> EXERCISE TASK
Reproduce the listing below without changes, except that pictures are left out.

═════ THE RECORDS

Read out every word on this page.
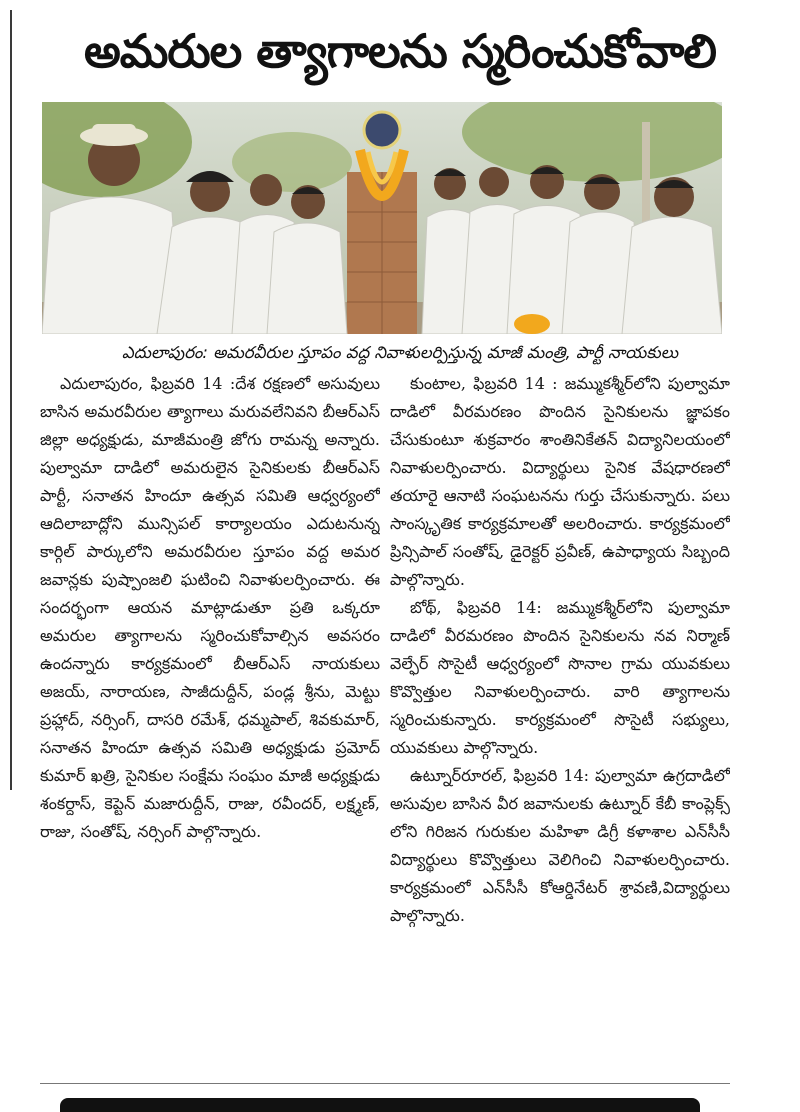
అమరుల త్యాగాలను స్మరించుకోవాలి
ఎదులాపురం: అమరవీరుల స్తూపం వద్ద నివాళులర్పిస్తున్న మాజీ మంత్రి, పార్టీ నాయకులు

ఎదులాపురం, ఫిబ్రవరి 14 :దేశ రక్షణలో అసువులు బాసిన అమరవీరుల త్యాగాలు మరువలేనివని బీఆర్ఎస్ జిల్లా అధ్యక్షుడు, మాజీమంత్రి జోగు రామన్న అన్నారు. పుల్వామా దాడిలో అమరులైన సైనికులకు బీఆర్ఎస్ పార్టీ, సనాతన హిందూ ఉత్సవ సమితి ఆధ్వర్యంలో ఆదిలాబాద్లోని మున్సిపల్ కార్యాలయం ఎదుటనున్న కార్గిల్ పార్కులోని అమరవీరుల స్తూపం వద్ద అమర జవాన్లకు పుష్పాంజలి ఘటించి నివాళులర్పించారు. ఈ సందర్భంగా ఆయన మాట్లాడుతూ ప్రతి ఒక్కరూ అమరుల త్యాగాలను స్మరించుకోవాల్సిన అవసరం ఉందన్నారు కార్యక్రమంలో బీఆర్ఎస్ నాయకులు అజయ్, నారాయణ, సాజీదుద్దీన్, పండ్ల శ్రీను, మెట్టు ప్రహ్లాద్, నర్సింగ్, దాసరి రమేశ్, ధమ్మపాల్, శివకుమార్, సనాతన హిందూ ఉత్సవ సమితి అధ్యక్షుడు ప్రమోద్ కుమార్ ఖత్రి, సైనికుల సంక్షేమ సంఘం మాజీ అధ్యక్షుడు శంకర్దాస్, కెప్టెన్ మజారుద్దీన్, రాజు, రవీందర్, లక్ష్మణ్, రాజు, సంతోష్, నర్సింగ్ పాల్గొన్నారు.

కుంటాల, ఫిబ్రవరి 14 : జమ్ముకశ్మీర్‌లోని పుల్వామా దాడిలో వీరమరణం పొందిన సైనికులను జ్ఞాపకం చేసుకుంటూ శుక్రవారం శాంతినికేతన్ విద్యానిలయంలో నివాళులర్పించారు. విద్యార్థులు సైనిక వేషధారణలో తయారై ఆనాటి సంఘటనను గుర్తు చేసుకున్నారు. పలు సాంస్కృతిక కార్యక్రమాలతో అలరించారు. కార్యక్రమంలో ప్రిన్సిపాల్ సంతోష్, డైరెక్టర్ ప్రవీణ్, ఉపాధ్యాయ సిబ్బంది పాల్గొన్నారు.

బోథ్, ఫిబ్రవరి 14: జమ్ముకశ్మీర్‌లోని పుల్వామా దాడిలో వీరమరణం పొందిన సైనికులను నవ నిర్మాణ్ వెల్ఫేర్ సొసైటీ ఆధ్వర్యంలో సొనాల గ్రామ యువకులు కొవ్వొత్తుల నివాళులర్పించారు. వారి త్యాగాలను స్మరించుకున్నారు. కార్యక్రమంలో సొసైటీ సభ్యులు, యువకులు పాల్గొన్నారు.

ఉట్నూర్‌రూరల్, ఫిబ్రవరి 14: పుల్వామా ఉగ్రదాడిలో అసువుల బాసిన వీర జవానులకు ఉట్నూర్ కేబీ కాంప్లెక్స్ లోని గిరిజన గురుకుల మహిళా డిగ్రీ కళాశాల ఎన్‌సీసీ విద్యార్థులు కొవ్వొత్తులు వెలిగించి నివాళులర్పించారు. కార్యక్రమంలో ఎన్‌సీసీ కోఆర్డినేటర్ శ్రావణి,విద్యార్థులు పాల్గొన్నారు.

══════════

> COMPLETE ANSWER
Read out every word on this page.
అమరుల త్యాగాలను స్మరించుకోవాలి
ఎదులాపురం: అమరవీరుల స్తూపం వద్ద నివాళులర్పిస్తున్న మాజీ మంత్రి, పార్టీ నాయకులు

ఎదులాపురం, ఫిబ్రవరి 14 :దేశ రక్షణలో అసువులు బాసిన అమరవీరుల త్యాగాలు మరువలేనివని బీఆర్ఎస్ జిల్లా అధ్యక్షుడు, మాజీమంత్రి జోగు రామన్న అన్నారు. పుల్వామా దాడిలో అమరులైన సైనికులకు బీఆర్ఎస్ పార్టీ, సనాతన హిందూ ఉత్సవ సమితి ఆధ్వర్యంలో ఆదిలాబాద్లోని మున్సిపల్ కార్యాలయం ఎదుటనున్న కార్గిల్ పార్కులోని అమరవీరుల స్తూపం వద్ద అమర జవాన్లకు పుష్పాంజలి ఘటించి నివాళులర్పించారు. ఈ సందర్భంగా ఆయన మాట్లాడుతూ ప్రతి ఒక్కరూ అమరుల త్యాగాలను స్మరించుకోవాల్సిన అవసరం ఉందన్నారు కార్యక్రమంలో బీఆర్ఎస్ నాయకులు అజయ్, నారాయణ, సాజీదుద్దీన్, పండ్ల శ్రీను, మెట్టు ప్రహ్లాద్, నర్సింగ్, దాసరి రమేశ్, ధమ్మపాల్, శివకుమార్, సనాతన హిందూ ఉత్సవ సమితి అధ్యక్షుడు ప్రమోద్ కుమార్ ఖత్రి, సైనికుల సంక్షేమ సంఘం మాజీ అధ్యక్షుడు శంకర్దాస్, కెప్టెన్ మజారుద్దీన్, రాజు, రవీందర్, లక్ష్మణ్, రాజు, సంతోష్, నర్సింగ్ పాల్గొన్నారు.

కుంటాల, ఫిబ్రవరి 14 : జమ్ముకశ్మీర్‌లోని పుల్వామా దాడిలో వీరమరణం పొందిన సైనికులను జ్ఞాపకం చేసుకుంటూ శుక్రవారం శాంతినికేతన్ విద్యానిలయంలో నివాళులర్పించారు. విద్యార్థులు సైనిక వేషధారణలో తయారై ఆనాటి సంఘటనను గుర్తు చేసుకున్నారు. పలు సాంస్కృతిక కార్యక్రమాలతో అలరించారు. కార్యక్రమంలో ప్రిన్సిపాల్ సంతోష్, డైరెక్టర్ ప్రవీణ్, ఉపాధ్యాయ సిబ్బంది పాల్గొన్నారు.

బోథ్, ఫిబ్రవరి 14: జమ్ముకశ్మీర్‌లోని పుల్వామా దాడిలో వీరమరణం పొందిన సైనికులను నవ నిర్మాణ్ వెల్ఫేర్ సొసైటీ ఆధ్వర్యంలో సొనాల గ్రామ యువకులు కొవ్వొత్తుల నివాళులర్పించారు. వారి త్యాగాలను స్మరించుకున్నారు. కార్యక్రమంలో సొసైటీ సభ్యులు, యువకులు పాల్గొన్నారు.

ఉట్నూర్‌రూరల్, ఫిబ్రవరి 14: పుల్వామా ఉగ్రదాడిలో అసువుల బాసిన వీర జవానులకు ఉట్నూర్ కేబీ కాంప్లెక్స్ లోని గిరిజన గురుకుల మహిళా డిగ్రీ కళాశాల ఎన్‌సీసీ విద్యార్థులు కొవ్వొత్తులు వెలిగించి నివాళులర్పించారు. కార్యక్రమంలో ఎన్‌సీసీ కోఆర్డినేటర్ శ్రావణి,విద్యార్థులు పాల్గొన్నారు.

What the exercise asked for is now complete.